:: Task input ::

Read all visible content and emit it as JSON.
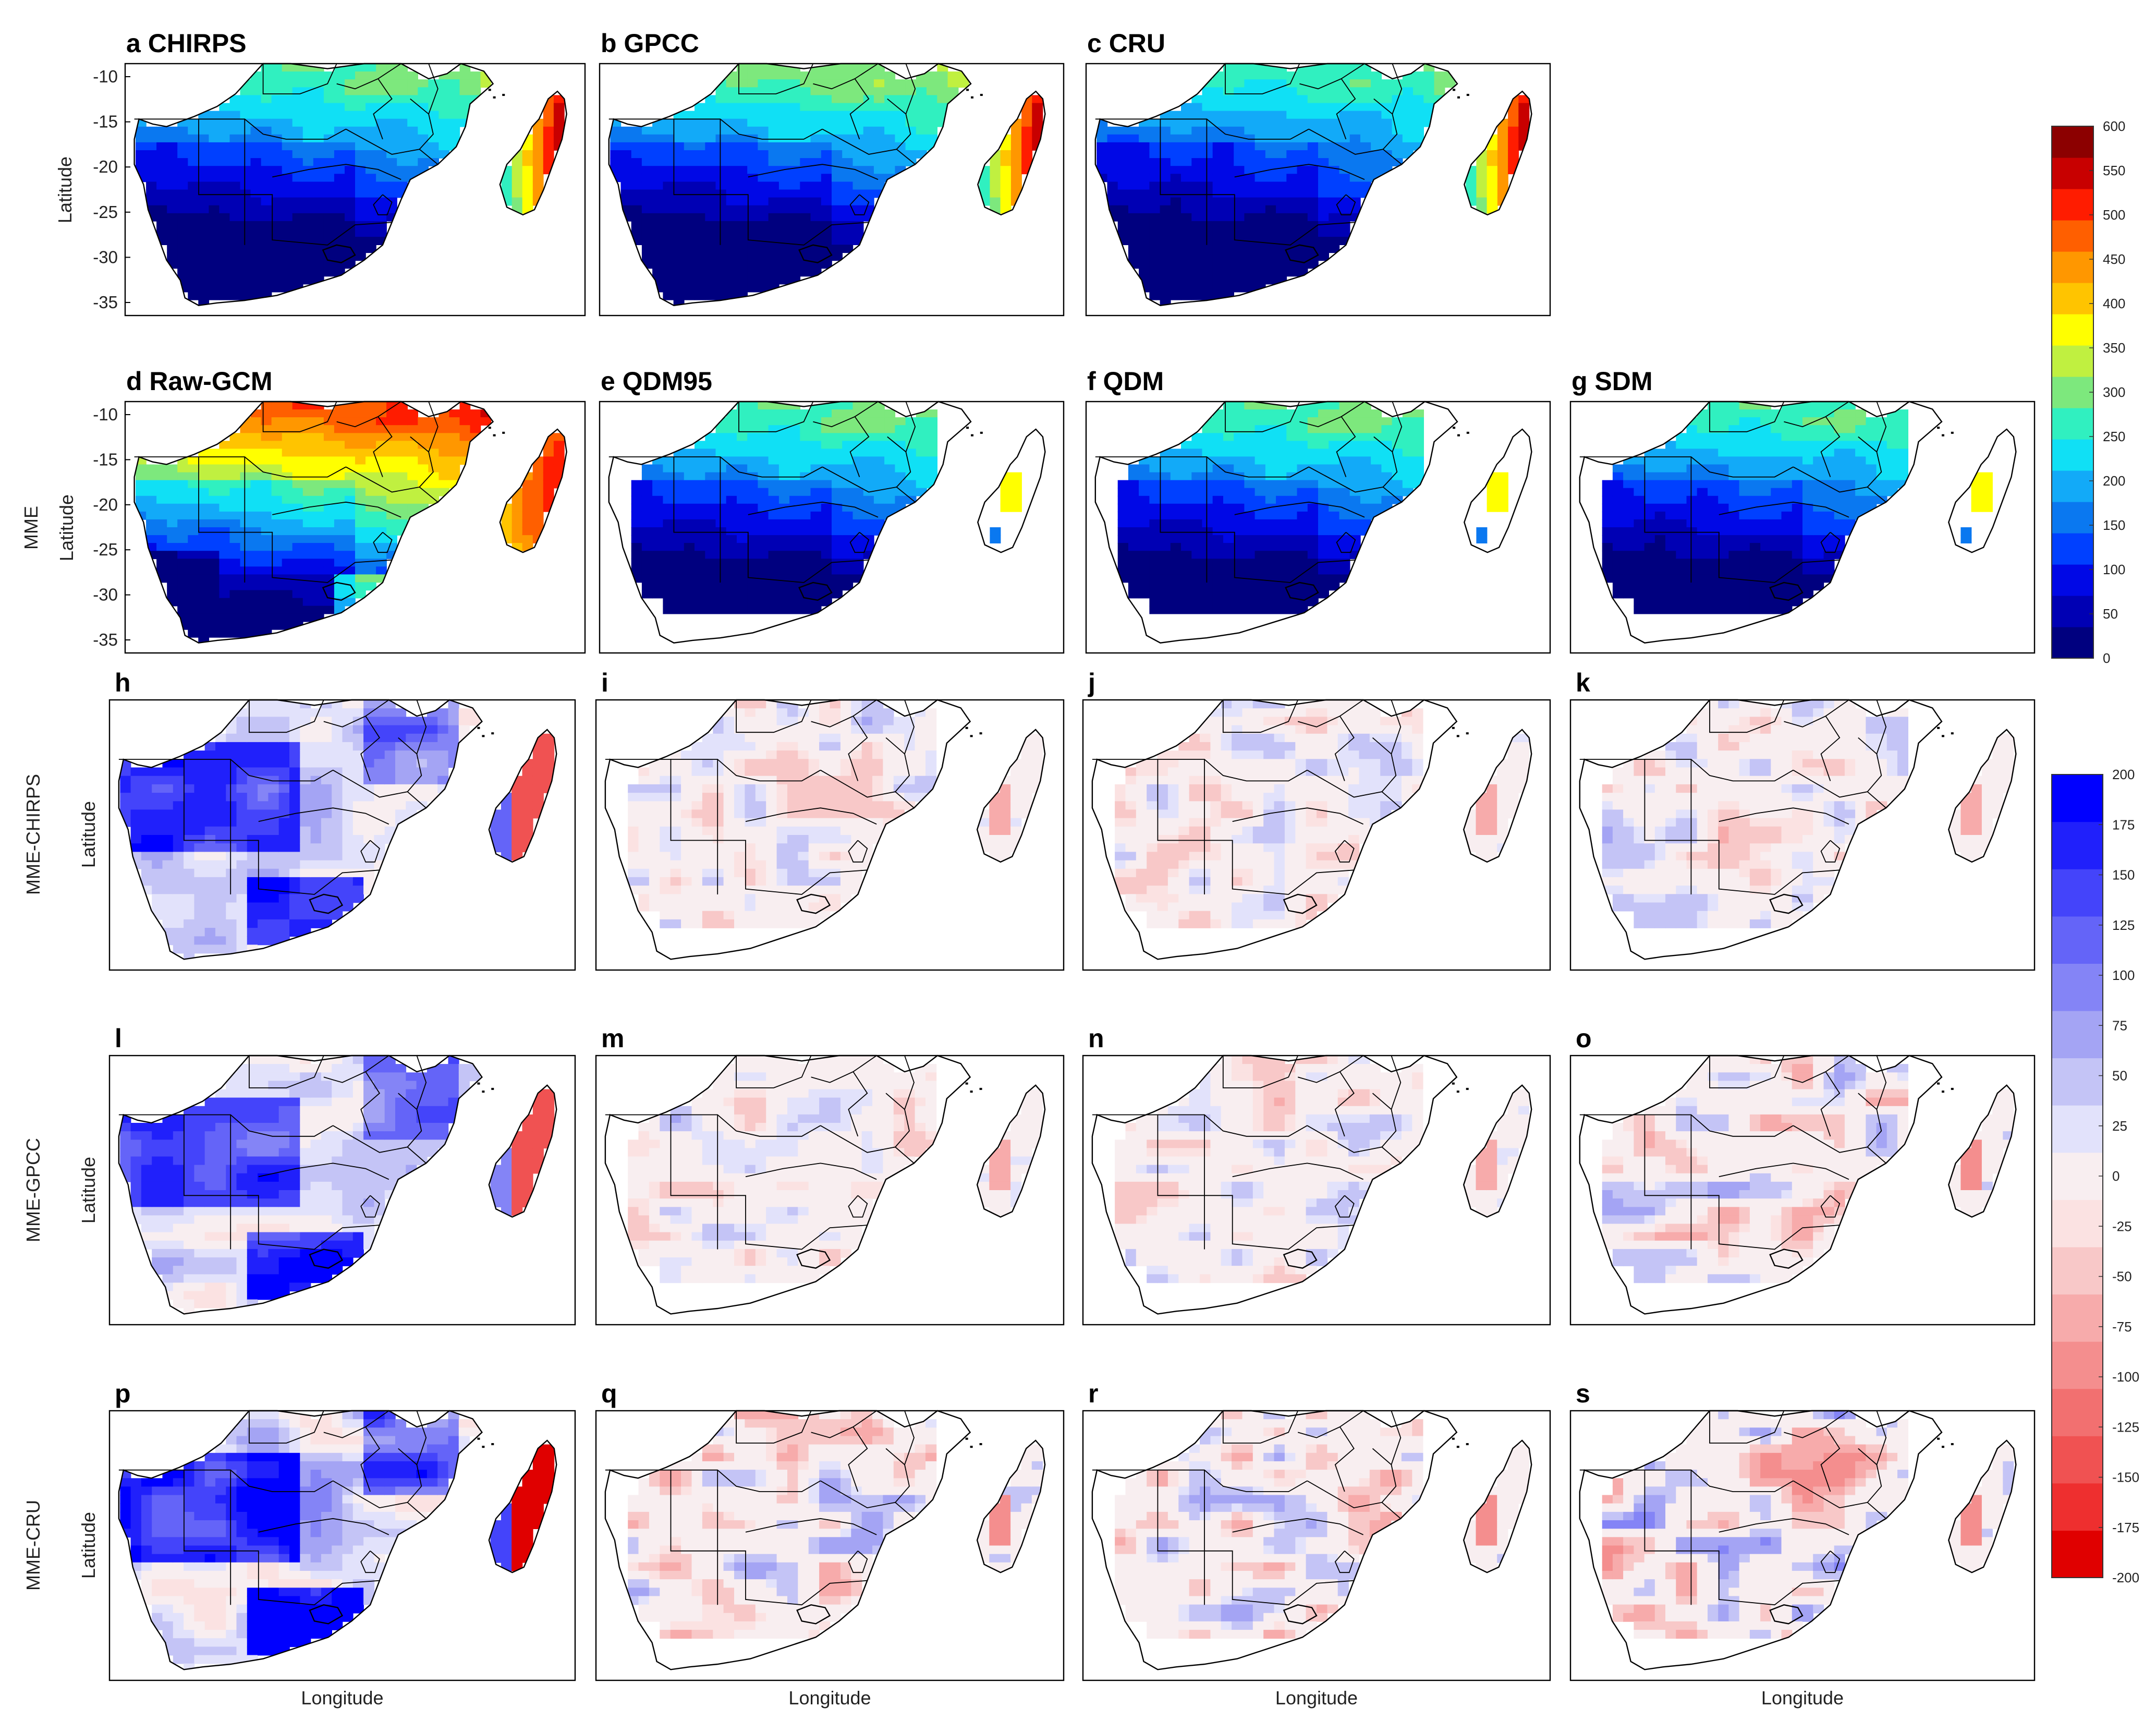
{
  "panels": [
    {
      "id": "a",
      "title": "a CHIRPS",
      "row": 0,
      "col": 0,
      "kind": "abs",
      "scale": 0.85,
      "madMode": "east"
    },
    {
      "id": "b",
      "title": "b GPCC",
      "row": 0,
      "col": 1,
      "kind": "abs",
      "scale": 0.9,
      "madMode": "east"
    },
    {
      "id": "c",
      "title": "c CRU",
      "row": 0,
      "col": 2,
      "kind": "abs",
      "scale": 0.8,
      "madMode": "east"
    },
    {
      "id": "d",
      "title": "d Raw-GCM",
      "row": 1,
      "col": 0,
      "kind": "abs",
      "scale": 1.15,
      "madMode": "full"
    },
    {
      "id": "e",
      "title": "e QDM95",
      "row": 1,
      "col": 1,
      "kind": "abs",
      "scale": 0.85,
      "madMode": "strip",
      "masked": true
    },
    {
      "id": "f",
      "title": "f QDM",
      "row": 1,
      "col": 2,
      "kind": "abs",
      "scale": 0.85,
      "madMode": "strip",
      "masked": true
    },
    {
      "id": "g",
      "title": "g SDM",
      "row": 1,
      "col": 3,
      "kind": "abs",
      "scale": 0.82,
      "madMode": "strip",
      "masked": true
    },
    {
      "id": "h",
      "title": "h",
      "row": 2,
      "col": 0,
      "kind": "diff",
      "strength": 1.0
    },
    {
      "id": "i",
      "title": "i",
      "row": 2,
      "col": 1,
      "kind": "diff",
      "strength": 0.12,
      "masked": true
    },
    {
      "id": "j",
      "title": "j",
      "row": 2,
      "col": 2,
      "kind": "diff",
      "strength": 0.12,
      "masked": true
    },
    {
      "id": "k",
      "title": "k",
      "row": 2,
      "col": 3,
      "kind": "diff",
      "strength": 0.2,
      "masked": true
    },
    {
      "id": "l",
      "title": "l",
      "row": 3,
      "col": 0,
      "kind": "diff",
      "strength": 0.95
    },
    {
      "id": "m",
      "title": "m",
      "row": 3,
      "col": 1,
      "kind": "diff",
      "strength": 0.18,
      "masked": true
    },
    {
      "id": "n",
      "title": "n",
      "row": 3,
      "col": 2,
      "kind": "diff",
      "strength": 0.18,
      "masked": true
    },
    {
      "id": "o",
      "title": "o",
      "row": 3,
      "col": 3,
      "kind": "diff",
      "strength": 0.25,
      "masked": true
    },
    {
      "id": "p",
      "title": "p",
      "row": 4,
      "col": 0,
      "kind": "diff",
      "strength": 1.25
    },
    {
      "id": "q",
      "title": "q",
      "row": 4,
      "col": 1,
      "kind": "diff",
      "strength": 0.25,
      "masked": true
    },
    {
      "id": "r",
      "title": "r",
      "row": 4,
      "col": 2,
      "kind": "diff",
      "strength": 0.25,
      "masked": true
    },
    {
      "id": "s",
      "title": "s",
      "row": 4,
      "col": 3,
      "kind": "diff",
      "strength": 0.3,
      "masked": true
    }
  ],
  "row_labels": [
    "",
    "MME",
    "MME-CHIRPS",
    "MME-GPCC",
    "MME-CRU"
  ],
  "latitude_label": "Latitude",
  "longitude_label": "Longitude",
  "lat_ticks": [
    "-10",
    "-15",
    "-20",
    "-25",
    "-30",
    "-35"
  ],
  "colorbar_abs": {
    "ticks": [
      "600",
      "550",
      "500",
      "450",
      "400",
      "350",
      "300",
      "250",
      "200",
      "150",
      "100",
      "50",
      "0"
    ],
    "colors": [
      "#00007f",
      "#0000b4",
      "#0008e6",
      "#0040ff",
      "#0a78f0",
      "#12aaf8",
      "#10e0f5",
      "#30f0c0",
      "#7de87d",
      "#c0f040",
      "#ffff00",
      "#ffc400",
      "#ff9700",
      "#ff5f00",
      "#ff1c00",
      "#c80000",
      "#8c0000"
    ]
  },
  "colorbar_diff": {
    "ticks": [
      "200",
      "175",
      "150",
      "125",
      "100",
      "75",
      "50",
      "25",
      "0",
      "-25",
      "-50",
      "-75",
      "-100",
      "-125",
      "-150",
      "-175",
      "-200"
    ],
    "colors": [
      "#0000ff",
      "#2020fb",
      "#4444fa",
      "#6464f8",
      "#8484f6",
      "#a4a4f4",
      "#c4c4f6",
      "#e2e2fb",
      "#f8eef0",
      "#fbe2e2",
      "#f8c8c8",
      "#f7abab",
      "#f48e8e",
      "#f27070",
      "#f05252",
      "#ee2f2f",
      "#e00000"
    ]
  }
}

:::

Short problem: Copy every entry word for word, but omit the pictures.

Correct answer:
Read all visible content and emit it as JSON.
{
  "panels": [
    {
      "id": "a",
      "title": "a CHIRPS",
      "row": 0,
      "col": 0,
      "kind": "abs",
      "scale": 0.85,
      "madMode": "east"
    },
    {
      "id": "b",
      "title": "b GPCC",
      "row": 0,
      "col": 1,
      "kind": "abs",
      "scale": 0.9,
      "madMode": "east"
    },
    {
      "id": "c",
      "title": "c CRU",
      "row": 0,
      "col": 2,
      "kind": "abs",
      "scale": 0.8,
      "madMode": "east"
    },
    {
      "id": "d",
      "title": "d Raw-GCM",
      "row": 1,
      "col": 0,
      "kind": "abs",
      "scale": 1.15,
      "madMode": "full"
    },
    {
      "id": "e",
      "title": "e QDM95",
      "row": 1,
      "col": 1,
      "kind": "abs",
      "scale": 0.85,
      "madMode": "strip",
      "masked": true
    },
    {
      "id": "f",
      "title": "f QDM",
      "row": 1,
      "col": 2,
      "kind": "abs",
      "scale": 0.85,
      "madMode": "strip",
      "masked": true
    },
    {
      "id": "g",
      "title": "g SDM",
      "row": 1,
      "col": 3,
      "kind": "abs",
      "scale": 0.82,
      "madMode": "strip",
      "masked": true
    },
    {
      "id": "h",
      "title": "h",
      "row": 2,
      "col": 0,
      "kind": "diff",
      "strength": 1.0
    },
    {
      "id": "i",
      "title": "i",
      "row": 2,
      "col": 1,
      "kind": "diff",
      "strength": 0.12,
      "masked": true
    },
    {
      "id": "j",
      "title": "j",
      "row": 2,
      "col": 2,
      "kind": "diff",
      "strength": 0.12,
      "masked": true
    },
    {
      "id": "k",
      "title": "k",
      "row": 2,
      "col": 3,
      "kind": "diff",
      "strength": 0.2,
      "masked": true
    },
    {
      "id": "l",
      "title": "l",
      "row": 3,
      "col": 0,
      "kind": "diff",
      "strength": 0.95
    },
    {
      "id": "m",
      "title": "m",
      "row": 3,
      "col": 1,
      "kind": "diff",
      "strength": 0.18,
      "masked": true
    },
    {
      "id": "n",
      "title": "n",
      "row": 3,
      "col": 2,
      "kind": "diff",
      "strength": 0.18,
      "masked": true
    },
    {
      "id": "o",
      "title": "o",
      "row": 3,
      "col": 3,
      "kind": "diff",
      "strength": 0.25,
      "masked": true
    },
    {
      "id": "p",
      "title": "p",
      "row": 4,
      "col": 0,
      "kind": "diff",
      "strength": 1.25
    },
    {
      "id": "q",
      "title": "q",
      "row": 4,
      "col": 1,
      "kind": "diff",
      "strength": 0.25,
      "masked": true
    },
    {
      "id": "r",
      "title": "r",
      "row": 4,
      "col": 2,
      "kind": "diff",
      "strength": 0.25,
      "masked": true
    },
    {
      "id": "s",
      "title": "s",
      "row": 4,
      "col": 3,
      "kind": "diff",
      "strength": 0.3,
      "masked": true
    }
  ],
  "row_labels": [
    "",
    "MME",
    "MME-CHIRPS",
    "MME-GPCC",
    "MME-CRU"
  ],
  "latitude_label": "Latitude",
  "longitude_label": "Longitude",
  "lat_ticks": [
    "-10",
    "-15",
    "-20",
    "-25",
    "-30",
    "-35"
  ],
  "colorbar_abs": {
    "ticks": [
      "600",
      "550",
      "500",
      "450",
      "400",
      "350",
      "300",
      "250",
      "200",
      "150",
      "100",
      "50",
      "0"
    ],
    "colors": [
      "#00007f",
      "#0000b4",
      "#0008e6",
      "#0040ff",
      "#0a78f0",
      "#12aaf8",
      "#10e0f5",
      "#30f0c0",
      "#7de87d",
      "#c0f040",
      "#ffff00",
      "#ffc400",
      "#ff9700",
      "#ff5f00",
      "#ff1c00",
      "#c80000",
      "#8c0000"
    ]
  },
  "colorbar_diff": {
    "ticks": [
      "200",
      "175",
      "150",
      "125",
      "100",
      "75",
      "50",
      "25",
      "0",
      "-25",
      "-50",
      "-75",
      "-100",
      "-125",
      "-150",
      "-175",
      "-200"
    ],
    "colors": [
      "#0000ff",
      "#2020fb",
      "#4444fa",
      "#6464f8",
      "#8484f6",
      "#a4a4f4",
      "#c4c4f6",
      "#e2e2fb",
      "#f8eef0",
      "#fbe2e2",
      "#f8c8c8",
      "#f7abab",
      "#f48e8e",
      "#f27070",
      "#f05252",
      "#ee2f2f",
      "#e00000"
    ]
  }
}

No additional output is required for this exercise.